• 给定文本:
====================

1. 介绍

1.1 探索与利用间的困境

Online decision-making involves a fundamental choice:
Exploitation Make the best decision given current information
Exploration Gather more information
The best long-term strategy may involve short-term sacrifices
Gather enough information to make the best overall decisions

1.2 生活中栗子

Restaurant Selection
Exploitation Go to your favorite restaurant
Exploration Try a new restaurant
Online Banner Advertisements
Exploitation Show the most successful advert
Exploration Show a different advert
Oil Drilling
Exploitation Drill at the best known location
Exploration Drill at a new location
Game Playing
Exploitation Play the move you believe is best
Exploration Play an experiment move

1.3 伍种策略规则

Naive Exploration
Add noise to greedy policy (e.g. $\epsilon-greedy$ )

====================

• 数据:
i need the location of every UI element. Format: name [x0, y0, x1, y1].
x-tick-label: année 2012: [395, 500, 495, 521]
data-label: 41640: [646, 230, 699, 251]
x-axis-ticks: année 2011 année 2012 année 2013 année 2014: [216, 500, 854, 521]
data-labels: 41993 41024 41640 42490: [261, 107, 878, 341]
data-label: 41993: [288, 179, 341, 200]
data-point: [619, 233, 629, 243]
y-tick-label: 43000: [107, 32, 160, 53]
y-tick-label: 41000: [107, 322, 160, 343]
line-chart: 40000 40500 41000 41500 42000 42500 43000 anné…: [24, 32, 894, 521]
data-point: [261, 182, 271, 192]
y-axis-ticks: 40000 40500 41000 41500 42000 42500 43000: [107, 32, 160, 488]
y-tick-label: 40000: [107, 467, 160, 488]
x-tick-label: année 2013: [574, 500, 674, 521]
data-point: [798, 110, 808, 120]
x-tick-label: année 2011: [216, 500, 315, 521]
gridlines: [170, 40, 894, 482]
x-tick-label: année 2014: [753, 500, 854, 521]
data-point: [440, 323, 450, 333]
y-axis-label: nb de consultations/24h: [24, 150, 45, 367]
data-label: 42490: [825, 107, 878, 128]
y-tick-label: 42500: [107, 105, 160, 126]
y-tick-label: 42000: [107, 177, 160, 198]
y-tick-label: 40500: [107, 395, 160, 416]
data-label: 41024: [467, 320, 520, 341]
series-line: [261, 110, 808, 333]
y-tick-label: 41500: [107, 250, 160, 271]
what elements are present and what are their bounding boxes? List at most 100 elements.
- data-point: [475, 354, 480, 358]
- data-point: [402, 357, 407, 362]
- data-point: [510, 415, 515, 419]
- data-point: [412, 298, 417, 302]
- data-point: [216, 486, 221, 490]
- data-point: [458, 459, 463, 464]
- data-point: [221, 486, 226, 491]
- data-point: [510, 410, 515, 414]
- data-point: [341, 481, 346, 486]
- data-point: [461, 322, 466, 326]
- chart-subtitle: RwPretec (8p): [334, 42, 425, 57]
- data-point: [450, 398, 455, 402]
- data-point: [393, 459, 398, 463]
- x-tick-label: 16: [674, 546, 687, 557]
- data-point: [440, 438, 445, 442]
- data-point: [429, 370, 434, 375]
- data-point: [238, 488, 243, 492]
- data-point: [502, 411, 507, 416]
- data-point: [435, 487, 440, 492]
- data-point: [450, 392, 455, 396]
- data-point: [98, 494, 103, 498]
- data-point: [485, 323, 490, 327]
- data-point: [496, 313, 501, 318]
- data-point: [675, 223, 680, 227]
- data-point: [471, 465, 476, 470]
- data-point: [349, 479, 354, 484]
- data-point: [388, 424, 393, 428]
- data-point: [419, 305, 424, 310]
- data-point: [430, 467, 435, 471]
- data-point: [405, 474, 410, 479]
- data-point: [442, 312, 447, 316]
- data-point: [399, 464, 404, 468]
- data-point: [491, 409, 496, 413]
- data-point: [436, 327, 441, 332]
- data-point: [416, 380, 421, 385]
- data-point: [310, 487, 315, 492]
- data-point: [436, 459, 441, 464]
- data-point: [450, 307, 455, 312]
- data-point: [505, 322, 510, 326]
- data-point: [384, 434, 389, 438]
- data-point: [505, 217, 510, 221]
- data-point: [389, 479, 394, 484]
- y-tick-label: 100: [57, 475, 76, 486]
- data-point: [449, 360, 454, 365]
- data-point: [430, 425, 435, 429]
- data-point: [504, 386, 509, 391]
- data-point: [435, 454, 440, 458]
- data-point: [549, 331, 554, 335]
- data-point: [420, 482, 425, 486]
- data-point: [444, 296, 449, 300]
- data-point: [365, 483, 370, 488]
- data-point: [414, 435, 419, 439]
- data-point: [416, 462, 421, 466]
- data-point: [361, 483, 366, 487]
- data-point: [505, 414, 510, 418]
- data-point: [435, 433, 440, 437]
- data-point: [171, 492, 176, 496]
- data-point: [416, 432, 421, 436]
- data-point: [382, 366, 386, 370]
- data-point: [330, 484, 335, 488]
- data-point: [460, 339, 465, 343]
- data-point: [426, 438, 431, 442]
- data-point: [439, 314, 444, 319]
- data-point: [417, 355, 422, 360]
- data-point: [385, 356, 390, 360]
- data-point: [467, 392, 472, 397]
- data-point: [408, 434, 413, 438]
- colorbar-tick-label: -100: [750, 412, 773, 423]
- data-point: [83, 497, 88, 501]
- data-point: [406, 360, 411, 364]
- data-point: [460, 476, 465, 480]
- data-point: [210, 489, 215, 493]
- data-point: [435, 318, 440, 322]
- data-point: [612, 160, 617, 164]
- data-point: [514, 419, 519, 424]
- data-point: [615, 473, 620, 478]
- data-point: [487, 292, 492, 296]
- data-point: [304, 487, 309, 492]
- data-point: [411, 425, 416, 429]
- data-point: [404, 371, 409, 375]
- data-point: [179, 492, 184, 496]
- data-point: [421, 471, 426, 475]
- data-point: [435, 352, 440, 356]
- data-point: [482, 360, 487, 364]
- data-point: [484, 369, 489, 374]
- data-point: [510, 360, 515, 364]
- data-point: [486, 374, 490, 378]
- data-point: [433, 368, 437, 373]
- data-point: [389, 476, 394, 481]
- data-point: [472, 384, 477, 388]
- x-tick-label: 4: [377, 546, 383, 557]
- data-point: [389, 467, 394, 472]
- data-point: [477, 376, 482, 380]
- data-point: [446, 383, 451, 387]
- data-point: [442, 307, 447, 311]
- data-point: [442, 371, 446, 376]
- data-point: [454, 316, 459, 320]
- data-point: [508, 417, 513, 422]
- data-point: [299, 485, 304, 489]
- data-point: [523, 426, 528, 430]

====================

• 问题 1: 列出探索与利用文本第1.2节中举出的全部生活场景名称，按原文写出。
• 问题 2: 请把清单从第一行起、到包含“y-tick-label: 41000: [107, 322, 160, 343]”的那一行为止的部分（含首尾两行）重新写出，将其中的“data-point”替换为“数据点”，其余内容不变。

• 预期输出 1:
Restaurant Selection
Online Banner Advertisements
Oil Drilling
Game Playing

• 预期输出 2:
i need the location of every UI element. Format: name [x0, y0, x1, y1].
x-tick-label: année 2012: [395, 500, 495, 521]
data-label: 41640: [646, 230, 699, 251]
x-axis-ticks: année 2011 année 2012 année 2013 année 2014: [216, 500, 854, 521]
data-labels: 41993 41024 41640 42490: [261, 107, 878, 341]
data-label: 41993: [288, 179, 341, 200]
数据点: [619, 233, 629, 243]
y-tick-label: 43000: [107, 32, 160, 53]
y-tick-label: 41000: [107, 322, 160, 343]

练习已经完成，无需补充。